* **WHAT TO DO**
Find the lines below that contain the string "xlabel". Copy each one.

* **EXERCISE MATERIAL**
§ §

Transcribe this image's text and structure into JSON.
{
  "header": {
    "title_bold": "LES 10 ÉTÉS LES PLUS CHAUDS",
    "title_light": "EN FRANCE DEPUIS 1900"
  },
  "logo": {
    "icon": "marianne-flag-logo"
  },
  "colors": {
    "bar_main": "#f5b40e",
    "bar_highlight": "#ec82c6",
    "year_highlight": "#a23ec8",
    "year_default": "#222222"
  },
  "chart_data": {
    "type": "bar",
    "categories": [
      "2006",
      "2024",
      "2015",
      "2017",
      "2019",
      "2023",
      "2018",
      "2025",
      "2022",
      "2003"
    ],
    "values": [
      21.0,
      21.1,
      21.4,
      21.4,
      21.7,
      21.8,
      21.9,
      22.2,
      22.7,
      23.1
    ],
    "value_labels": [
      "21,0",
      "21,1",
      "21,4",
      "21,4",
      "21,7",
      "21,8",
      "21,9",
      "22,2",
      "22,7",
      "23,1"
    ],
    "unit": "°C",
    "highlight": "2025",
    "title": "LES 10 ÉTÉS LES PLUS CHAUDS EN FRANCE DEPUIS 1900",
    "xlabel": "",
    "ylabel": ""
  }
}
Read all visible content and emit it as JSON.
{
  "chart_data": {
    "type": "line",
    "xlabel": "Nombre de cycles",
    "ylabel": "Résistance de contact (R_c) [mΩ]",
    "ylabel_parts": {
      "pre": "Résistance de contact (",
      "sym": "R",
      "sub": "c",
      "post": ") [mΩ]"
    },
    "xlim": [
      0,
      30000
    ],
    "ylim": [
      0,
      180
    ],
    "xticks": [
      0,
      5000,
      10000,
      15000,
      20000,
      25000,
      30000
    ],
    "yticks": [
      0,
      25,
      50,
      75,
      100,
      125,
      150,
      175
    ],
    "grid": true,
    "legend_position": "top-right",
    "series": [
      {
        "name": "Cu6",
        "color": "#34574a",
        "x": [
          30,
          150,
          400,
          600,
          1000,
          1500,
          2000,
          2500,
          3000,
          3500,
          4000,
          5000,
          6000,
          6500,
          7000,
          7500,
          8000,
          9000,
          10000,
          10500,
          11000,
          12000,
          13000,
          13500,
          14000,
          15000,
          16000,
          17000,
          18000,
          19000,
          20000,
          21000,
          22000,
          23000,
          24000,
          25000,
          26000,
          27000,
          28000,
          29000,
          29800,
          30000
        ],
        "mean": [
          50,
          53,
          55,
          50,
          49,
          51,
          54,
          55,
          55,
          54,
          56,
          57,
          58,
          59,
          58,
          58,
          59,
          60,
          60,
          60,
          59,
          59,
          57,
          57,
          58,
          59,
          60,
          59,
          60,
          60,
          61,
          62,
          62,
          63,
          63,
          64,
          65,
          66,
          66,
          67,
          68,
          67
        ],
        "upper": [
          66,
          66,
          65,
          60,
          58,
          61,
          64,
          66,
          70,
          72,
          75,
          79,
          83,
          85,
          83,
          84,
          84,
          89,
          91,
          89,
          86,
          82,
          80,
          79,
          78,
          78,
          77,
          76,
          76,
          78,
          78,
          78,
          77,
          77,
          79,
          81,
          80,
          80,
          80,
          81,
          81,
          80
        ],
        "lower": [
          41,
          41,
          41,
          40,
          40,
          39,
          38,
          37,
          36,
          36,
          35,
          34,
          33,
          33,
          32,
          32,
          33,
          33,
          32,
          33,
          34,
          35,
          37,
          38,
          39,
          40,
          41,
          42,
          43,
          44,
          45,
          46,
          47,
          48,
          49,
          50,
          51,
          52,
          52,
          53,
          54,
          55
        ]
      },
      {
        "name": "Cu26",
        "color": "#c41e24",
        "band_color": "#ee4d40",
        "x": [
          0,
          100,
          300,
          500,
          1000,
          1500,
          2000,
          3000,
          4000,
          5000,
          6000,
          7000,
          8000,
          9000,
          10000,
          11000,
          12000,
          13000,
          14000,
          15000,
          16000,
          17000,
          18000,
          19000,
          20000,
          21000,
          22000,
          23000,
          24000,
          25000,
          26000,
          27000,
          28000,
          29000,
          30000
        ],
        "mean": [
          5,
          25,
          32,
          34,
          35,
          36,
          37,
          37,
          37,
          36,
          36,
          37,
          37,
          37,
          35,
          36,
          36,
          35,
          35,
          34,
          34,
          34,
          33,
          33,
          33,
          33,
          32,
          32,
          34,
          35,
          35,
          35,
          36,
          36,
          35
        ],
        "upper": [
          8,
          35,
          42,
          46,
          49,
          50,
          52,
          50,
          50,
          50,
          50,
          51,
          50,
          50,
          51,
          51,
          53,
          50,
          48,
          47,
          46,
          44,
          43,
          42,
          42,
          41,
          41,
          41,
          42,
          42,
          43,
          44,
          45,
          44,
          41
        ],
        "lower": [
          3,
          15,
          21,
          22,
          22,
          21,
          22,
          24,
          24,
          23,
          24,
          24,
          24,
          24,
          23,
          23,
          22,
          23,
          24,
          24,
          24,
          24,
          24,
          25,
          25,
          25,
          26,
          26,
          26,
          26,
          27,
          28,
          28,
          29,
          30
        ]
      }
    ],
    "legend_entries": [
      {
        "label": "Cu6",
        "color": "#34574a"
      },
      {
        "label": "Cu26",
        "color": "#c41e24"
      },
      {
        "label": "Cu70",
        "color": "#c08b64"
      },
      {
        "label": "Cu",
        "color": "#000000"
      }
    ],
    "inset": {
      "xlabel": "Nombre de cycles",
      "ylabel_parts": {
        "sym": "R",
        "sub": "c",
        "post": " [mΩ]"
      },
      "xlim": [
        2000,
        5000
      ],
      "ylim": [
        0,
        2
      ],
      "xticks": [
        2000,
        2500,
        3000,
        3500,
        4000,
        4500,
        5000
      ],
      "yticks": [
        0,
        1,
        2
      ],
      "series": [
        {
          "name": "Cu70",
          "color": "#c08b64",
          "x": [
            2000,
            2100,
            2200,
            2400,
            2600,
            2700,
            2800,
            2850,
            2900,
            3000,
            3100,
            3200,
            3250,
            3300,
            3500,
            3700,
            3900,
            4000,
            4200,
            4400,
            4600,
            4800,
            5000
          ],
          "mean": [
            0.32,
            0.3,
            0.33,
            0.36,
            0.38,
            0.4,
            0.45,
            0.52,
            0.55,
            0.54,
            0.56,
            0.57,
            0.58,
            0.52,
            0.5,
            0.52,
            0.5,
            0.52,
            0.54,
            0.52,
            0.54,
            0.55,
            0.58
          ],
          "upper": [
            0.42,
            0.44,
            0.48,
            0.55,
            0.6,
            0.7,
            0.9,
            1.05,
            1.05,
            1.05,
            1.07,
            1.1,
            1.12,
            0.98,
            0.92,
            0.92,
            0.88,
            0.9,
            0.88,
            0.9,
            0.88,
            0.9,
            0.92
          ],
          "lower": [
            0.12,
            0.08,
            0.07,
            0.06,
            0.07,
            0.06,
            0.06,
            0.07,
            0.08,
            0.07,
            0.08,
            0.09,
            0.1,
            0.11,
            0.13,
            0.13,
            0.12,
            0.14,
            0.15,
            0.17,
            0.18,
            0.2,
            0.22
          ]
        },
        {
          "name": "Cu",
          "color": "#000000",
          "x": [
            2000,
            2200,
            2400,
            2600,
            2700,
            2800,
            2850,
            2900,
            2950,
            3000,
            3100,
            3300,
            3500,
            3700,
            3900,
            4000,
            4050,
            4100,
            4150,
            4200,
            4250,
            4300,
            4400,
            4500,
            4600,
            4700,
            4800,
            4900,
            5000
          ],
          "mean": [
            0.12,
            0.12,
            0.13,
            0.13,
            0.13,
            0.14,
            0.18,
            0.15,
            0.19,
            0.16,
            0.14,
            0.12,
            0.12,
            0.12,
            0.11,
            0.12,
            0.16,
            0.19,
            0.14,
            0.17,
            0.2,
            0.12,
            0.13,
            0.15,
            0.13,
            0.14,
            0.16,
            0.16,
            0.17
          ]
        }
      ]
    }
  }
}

§ §

* **REPLY**
    "xlabel": "",
    "xlabel": "Nombre de cycles",
      "xlabel": "Nombre de cycles",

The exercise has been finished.